→ **Goal**:
Any pictures in the records below should be skipped; write out everything else exactly.

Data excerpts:
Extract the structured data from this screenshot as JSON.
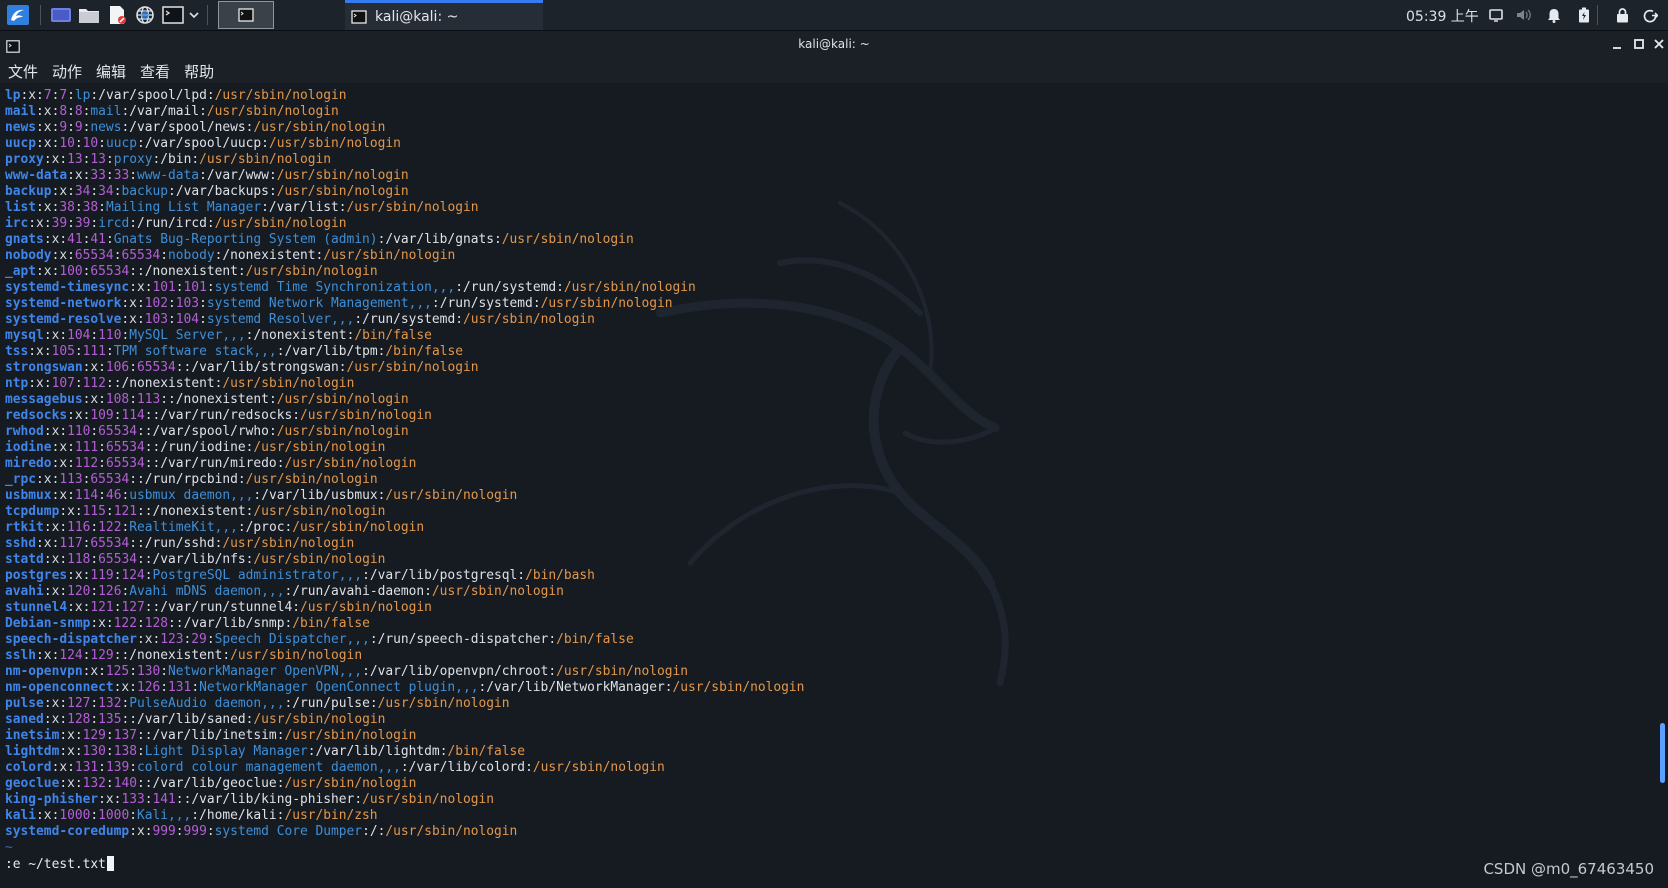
{
  "taskbar": {
    "window_title": "kali@kali: ~",
    "clock": "05:39 上午",
    "icons": [
      "kali-menu-icon",
      "workspace-icon",
      "file-manager-icon",
      "text-editor-icon",
      "browser-icon",
      "terminal-icon",
      "notifications-icon",
      "volume-icon",
      "battery-icon",
      "lock-icon",
      "logout-icon"
    ]
  },
  "window": {
    "title": "kali@kali: ~",
    "menu": [
      "文件",
      "动作",
      "编辑",
      "查看",
      "帮助"
    ]
  },
  "terminal": {
    "lines": [
      [
        "lp",
        "7",
        "7",
        "lp",
        "/var/spool/lpd",
        "/usr/sbin/nologin"
      ],
      [
        "mail",
        "8",
        "8",
        "mail",
        "/var/mail",
        "/usr/sbin/nologin"
      ],
      [
        "news",
        "9",
        "9",
        "news",
        "/var/spool/news",
        "/usr/sbin/nologin"
      ],
      [
        "uucp",
        "10",
        "10",
        "uucp",
        "/var/spool/uucp",
        "/usr/sbin/nologin"
      ],
      [
        "proxy",
        "13",
        "13",
        "proxy",
        "/bin",
        "/usr/sbin/nologin"
      ],
      [
        "www-data",
        "33",
        "33",
        "www-data",
        "/var/www",
        "/usr/sbin/nologin"
      ],
      [
        "backup",
        "34",
        "34",
        "backup",
        "/var/backups",
        "/usr/sbin/nologin"
      ],
      [
        "list",
        "38",
        "38",
        "Mailing List Manager",
        "/var/list",
        "/usr/sbin/nologin"
      ],
      [
        "irc",
        "39",
        "39",
        "ircd",
        "/run/ircd",
        "/usr/sbin/nologin"
      ],
      [
        "gnats",
        "41",
        "41",
        "Gnats Bug-Reporting System (admin)",
        "/var/lib/gnats",
        "/usr/sbin/nologin"
      ],
      [
        "nobody",
        "65534",
        "65534",
        "nobody",
        "/nonexistent",
        "/usr/sbin/nologin"
      ],
      [
        "_apt",
        "100",
        "65534",
        "",
        "/nonexistent",
        "/usr/sbin/nologin"
      ],
      [
        "systemd-timesync",
        "101",
        "101",
        "systemd Time Synchronization,,,",
        "/run/systemd",
        "/usr/sbin/nologin"
      ],
      [
        "systemd-network",
        "102",
        "103",
        "systemd Network Management,,,",
        "/run/systemd",
        "/usr/sbin/nologin"
      ],
      [
        "systemd-resolve",
        "103",
        "104",
        "systemd Resolver,,,",
        "/run/systemd",
        "/usr/sbin/nologin"
      ],
      [
        "mysql",
        "104",
        "110",
        "MySQL Server,,,",
        "/nonexistent",
        "/bin/false"
      ],
      [
        "tss",
        "105",
        "111",
        "TPM software stack,,,",
        "/var/lib/tpm",
        "/bin/false"
      ],
      [
        "strongswan",
        "106",
        "65534",
        "",
        "/var/lib/strongswan",
        "/usr/sbin/nologin"
      ],
      [
        "ntp",
        "107",
        "112",
        "",
        "/nonexistent",
        "/usr/sbin/nologin"
      ],
      [
        "messagebus",
        "108",
        "113",
        "",
        "/nonexistent",
        "/usr/sbin/nologin"
      ],
      [
        "redsocks",
        "109",
        "114",
        "",
        "/var/run/redsocks",
        "/usr/sbin/nologin"
      ],
      [
        "rwhod",
        "110",
        "65534",
        "",
        "/var/spool/rwho",
        "/usr/sbin/nologin"
      ],
      [
        "iodine",
        "111",
        "65534",
        "",
        "/run/iodine",
        "/usr/sbin/nologin"
      ],
      [
        "miredo",
        "112",
        "65534",
        "",
        "/var/run/miredo",
        "/usr/sbin/nologin"
      ],
      [
        "_rpc",
        "113",
        "65534",
        "",
        "/run/rpcbind",
        "/usr/sbin/nologin"
      ],
      [
        "usbmux",
        "114",
        "46",
        "usbmux daemon,,,",
        "/var/lib/usbmux",
        "/usr/sbin/nologin"
      ],
      [
        "tcpdump",
        "115",
        "121",
        "",
        "/nonexistent",
        "/usr/sbin/nologin"
      ],
      [
        "rtkit",
        "116",
        "122",
        "RealtimeKit,,,",
        "/proc",
        "/usr/sbin/nologin"
      ],
      [
        "sshd",
        "117",
        "65534",
        "",
        "/run/sshd",
        "/usr/sbin/nologin"
      ],
      [
        "statd",
        "118",
        "65534",
        "",
        "/var/lib/nfs",
        "/usr/sbin/nologin"
      ],
      [
        "postgres",
        "119",
        "124",
        "PostgreSQL administrator,,,",
        "/var/lib/postgresql",
        "/bin/bash"
      ],
      [
        "avahi",
        "120",
        "126",
        "Avahi mDNS daemon,,,",
        "/run/avahi-daemon",
        "/usr/sbin/nologin"
      ],
      [
        "stunnel4",
        "121",
        "127",
        "",
        "/var/run/stunnel4",
        "/usr/sbin/nologin"
      ],
      [
        "Debian-snmp",
        "122",
        "128",
        "",
        "/var/lib/snmp",
        "/bin/false"
      ],
      [
        "speech-dispatcher",
        "123",
        "29",
        "Speech Dispatcher,,,",
        "/run/speech-dispatcher",
        "/bin/false"
      ],
      [
        "sslh",
        "124",
        "129",
        "",
        "/nonexistent",
        "/usr/sbin/nologin"
      ],
      [
        "nm-openvpn",
        "125",
        "130",
        "NetworkManager OpenVPN,,,",
        "/var/lib/openvpn/chroot",
        "/usr/sbin/nologin"
      ],
      [
        "nm-openconnect",
        "126",
        "131",
        "NetworkManager OpenConnect plugin,,,",
        "/var/lib/NetworkManager",
        "/usr/sbin/nologin"
      ],
      [
        "pulse",
        "127",
        "132",
        "PulseAudio daemon,,,",
        "/run/pulse",
        "/usr/sbin/nologin"
      ],
      [
        "saned",
        "128",
        "135",
        "",
        "/var/lib/saned",
        "/usr/sbin/nologin"
      ],
      [
        "inetsim",
        "129",
        "137",
        "",
        "/var/lib/inetsim",
        "/usr/sbin/nologin"
      ],
      [
        "lightdm",
        "130",
        "138",
        "Light Display Manager",
        "/var/lib/lightdm",
        "/bin/false"
      ],
      [
        "colord",
        "131",
        "139",
        "colord colour management daemon,,,",
        "/var/lib/colord",
        "/usr/sbin/nologin"
      ],
      [
        "geoclue",
        "132",
        "140",
        "",
        "/var/lib/geoclue",
        "/usr/sbin/nologin"
      ],
      [
        "king-phisher",
        "133",
        "141",
        "",
        "/var/lib/king-phisher",
        "/usr/sbin/nologin"
      ],
      [
        "kali",
        "1000",
        "1000",
        "Kali,,,",
        "/home/kali",
        "/usr/bin/zsh"
      ],
      [
        "systemd-coredump",
        "999",
        "999",
        "systemd Core Dumper",
        "/",
        "/usr/sbin/nologin"
      ]
    ],
    "tilde": "~",
    "command": ":e ~/test.txt"
  },
  "watermark": "CSDN @m0_67463450",
  "colors": {
    "user": "#3f85ea",
    "id": "#b45fd5",
    "gecos": "#3e8fd8",
    "shell": "#e3974b",
    "accent": "#367bf0"
  }
}
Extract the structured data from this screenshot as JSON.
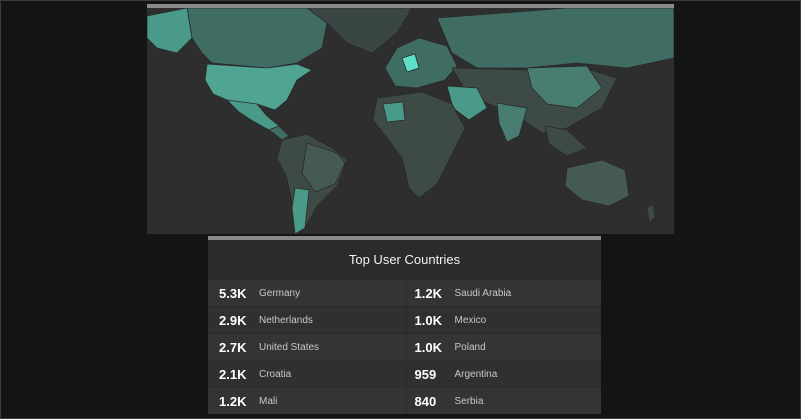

→ **Task response**:
Extract the structured data from this screenshot as JSON.
{
  "taskbar": {
    "window_title": "kali@kali: ~",
    "clock": "05:39 上午",
    "icons": [
      "kali-menu-icon",
      "workspace-icon",
      "file-manager-icon",
      "text-editor-icon",
      "browser-icon",
      "terminal-icon",
      "notifications-icon",
      "volume-icon",
      "battery-icon",
      "lock-icon",
      "logout-icon"
    ]
  },
  "window": {
    "title": "kali@kali: ~",
    "menu": [
      "文件",
      "动作",
      "编辑",
      "查看",
      "帮助"
    ]
  },
  "terminal": {
    "lines": [
      [
        "lp",
        "7",
        "7",
        "lp",
        "/var/spool/lpd",
        "/usr/sbin/nologin"
      ],
      [
        "mail",
        "8",
        "8",
        "mail",
        "/var/mail",
        "/usr/sbin/nologin"
      ],
      [
        "news",
        "9",
        "9",
        "news",
        "/var/spool/news",
        "/usr/sbin/nologin"
      ],
      [
        "uucp",
        "10",
        "10",
        "uucp",
        "/var/spool/uucp",
        "/usr/sbin/nologin"
      ],
      [
        "proxy",
        "13",
        "13",
        "proxy",
        "/bin",
        "/usr/sbin/nologin"
      ],
      [
        "www-data",
        "33",
        "33",
        "www-data",
        "/var/www",
        "/usr/sbin/nologin"
      ],
      [
        "backup",
        "34",
        "34",
        "backup",
        "/var/backups",
        "/usr/sbin/nologin"
      ],
      [
        "list",
        "38",
        "38",
        "Mailing List Manager",
        "/var/list",
        "/usr/sbin/nologin"
      ],
      [
        "irc",
        "39",
        "39",
        "ircd",
        "/run/ircd",
        "/usr/sbin/nologin"
      ],
      [
        "gnats",
        "41",
        "41",
        "Gnats Bug-Reporting System (admin)",
        "/var/lib/gnats",
        "/usr/sbin/nologin"
      ],
      [
        "nobody",
        "65534",
        "65534",
        "nobody",
        "/nonexistent",
        "/usr/sbin/nologin"
      ],
      [
        "_apt",
        "100",
        "65534",
        "",
        "/nonexistent",
        "/usr/sbin/nologin"
      ],
      [
        "systemd-timesync",
        "101",
        "101",
        "systemd Time Synchronization,,,",
        "/run/systemd",
        "/usr/sbin/nologin"
      ],
      [
        "systemd-network",
        "102",
        "103",
        "systemd Network Management,,,",
        "/run/systemd",
        "/usr/sbin/nologin"
      ],
      [
        "systemd-resolve",
        "103",
        "104",
        "systemd Resolver,,,",
        "/run/systemd",
        "/usr/sbin/nologin"
      ],
      [
        "mysql",
        "104",
        "110",
        "MySQL Server,,,",
        "/nonexistent",
        "/bin/false"
      ],
      [
        "tss",
        "105",
        "111",
        "TPM software stack,,,",
        "/var/lib/tpm",
        "/bin/false"
      ],
      [
        "strongswan",
        "106",
        "65534",
        "",
        "/var/lib/strongswan",
        "/usr/sbin/nologin"
      ],
      [
        "ntp",
        "107",
        "112",
        "",
        "/nonexistent",
        "/usr/sbin/nologin"
      ],
      [
        "messagebus",
        "108",
        "113",
        "",
        "/nonexistent",
        "/usr/sbin/nologin"
      ],
      [
        "redsocks",
        "109",
        "114",
        "",
        "/var/run/redsocks",
        "/usr/sbin/nologin"
      ],
      [
        "rwhod",
        "110",
        "65534",
        "",
        "/var/spool/rwho",
        "/usr/sbin/nologin"
      ],
      [
        "iodine",
        "111",
        "65534",
        "",
        "/run/iodine",
        "/usr/sbin/nologin"
      ],
      [
        "miredo",
        "112",
        "65534",
        "",
        "/var/run/miredo",
        "/usr/sbin/nologin"
      ],
      [
        "_rpc",
        "113",
        "65534",
        "",
        "/run/rpcbind",
        "/usr/sbin/nologin"
      ],
      [
        "usbmux",
        "114",
        "46",
        "usbmux daemon,,,",
        "/var/lib/usbmux",
        "/usr/sbin/nologin"
      ],
      [
        "tcpdump",
        "115",
        "121",
        "",
        "/nonexistent",
        "/usr/sbin/nologin"
      ],
      [
        "rtkit",
        "116",
        "122",
        "RealtimeKit,,,",
        "/proc",
        "/usr/sbin/nologin"
      ],
      [
        "sshd",
        "117",
        "65534",
        "",
        "/run/sshd",
        "/usr/sbin/nologin"
      ],
      [
        "statd",
        "118",
        "65534",
        "",
        "/var/lib/nfs",
        "/usr/sbin/nologin"
      ],
      [
        "postgres",
        "119",
        "124",
        "PostgreSQL administrator,,,",
        "/var/lib/postgresql",
        "/bin/bash"
      ],
      [
        "avahi",
        "120",
        "126",
        "Avahi mDNS daemon,,,",
        "/run/avahi-daemon",
        "/usr/sbin/nologin"
      ],
      [
        "stunnel4",
        "121",
        "127",
        "",
        "/var/run/stunnel4",
        "/usr/sbin/nologin"
      ],
      [
        "Debian-snmp",
        "122",
        "128",
        "",
        "/var/lib/snmp",
        "/bin/false"
      ],
      [
        "speech-dispatcher",
        "123",
        "29",
        "Speech Dispatcher,,,",
        "/run/speech-dispatcher",
        "/bin/false"
      ],
      [
        "sslh",
        "124",
        "129",
        "",
        "/nonexistent",
        "/usr/sbin/nologin"
      ],
      [
        "nm-openvpn",
        "125",
        "130",
        "NetworkManager OpenVPN,,,",
        "/var/lib/openvpn/chroot",
        "/usr/sbin/nologin"
      ],
      [
        "nm-openconnect",
        "126",
        "131",
        "NetworkManager OpenConnect plugin,,,",
        "/var/lib/NetworkManager",
        "/usr/sbin/nologin"
      ],
      [
        "pulse",
        "127",
        "132",
        "PulseAudio daemon,,,",
        "/run/pulse",
        "/usr/sbin/nologin"
      ],
      [
        "saned",
        "128",
        "135",
        "",
        "/var/lib/saned",
        "/usr/sbin/nologin"
      ],
      [
        "inetsim",
        "129",
        "137",
        "",
        "/var/lib/inetsim",
        "/usr/sbin/nologin"
      ],
      [
        "lightdm",
        "130",
        "138",
        "Light Display Manager",
        "/var/lib/lightdm",
        "/bin/false"
      ],
      [
        "colord",
        "131",
        "139",
        "colord colour management daemon,,,",
        "/var/lib/colord",
        "/usr/sbin/nologin"
      ],
      [
        "geoclue",
        "132",
        "140",
        "",
        "/var/lib/geoclue",
        "/usr/sbin/nologin"
      ],
      [
        "king-phisher",
        "133",
        "141",
        "",
        "/var/lib/king-phisher",
        "/usr/sbin/nologin"
      ],
      [
        "kali",
        "1000",
        "1000",
        "Kali,,,",
        "/home/kali",
        "/usr/bin/zsh"
      ],
      [
        "systemd-coredump",
        "999",
        "999",
        "systemd Core Dumper",
        "/",
        "/usr/sbin/nologin"
      ]
    ],
    "tilde": "~",
    "command": ":e ~/test.txt"
  },
  "watermark": "CSDN @m0_67463450",
  "colors": {
    "user": "#3f85ea",
    "id": "#b45fd5",
    "gecos": "#3e8fd8",
    "shell": "#e3974b",
    "accent": "#367bf0"
  }
}
Extract the structured data from this screenshot as JSON.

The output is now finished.